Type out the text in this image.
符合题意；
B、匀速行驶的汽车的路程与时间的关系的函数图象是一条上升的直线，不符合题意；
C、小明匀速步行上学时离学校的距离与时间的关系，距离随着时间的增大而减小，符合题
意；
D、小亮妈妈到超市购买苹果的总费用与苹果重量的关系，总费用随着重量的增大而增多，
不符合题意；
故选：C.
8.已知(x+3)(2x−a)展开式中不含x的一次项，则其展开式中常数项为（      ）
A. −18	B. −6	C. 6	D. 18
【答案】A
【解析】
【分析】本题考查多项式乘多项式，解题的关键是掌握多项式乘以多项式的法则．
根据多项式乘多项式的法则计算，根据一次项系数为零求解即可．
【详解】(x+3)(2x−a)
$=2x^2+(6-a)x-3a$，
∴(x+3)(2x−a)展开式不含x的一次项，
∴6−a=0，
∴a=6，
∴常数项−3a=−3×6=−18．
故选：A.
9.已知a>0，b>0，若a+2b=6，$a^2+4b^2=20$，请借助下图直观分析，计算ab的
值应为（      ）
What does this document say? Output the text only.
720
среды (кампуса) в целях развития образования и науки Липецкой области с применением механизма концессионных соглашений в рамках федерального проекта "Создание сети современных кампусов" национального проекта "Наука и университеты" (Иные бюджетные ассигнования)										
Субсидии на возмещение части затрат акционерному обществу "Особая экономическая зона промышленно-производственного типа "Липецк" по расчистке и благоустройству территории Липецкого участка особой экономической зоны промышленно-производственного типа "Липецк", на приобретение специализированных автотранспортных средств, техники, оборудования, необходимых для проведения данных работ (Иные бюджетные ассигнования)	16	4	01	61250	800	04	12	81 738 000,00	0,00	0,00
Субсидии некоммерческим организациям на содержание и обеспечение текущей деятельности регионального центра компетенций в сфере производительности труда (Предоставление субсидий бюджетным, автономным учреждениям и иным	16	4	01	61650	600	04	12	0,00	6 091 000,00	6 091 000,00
========
Look through the entries above; copy each line where the string "this" appears.

• _Exercise output_
Type out the text in this image.
What does this document say? Output the text only.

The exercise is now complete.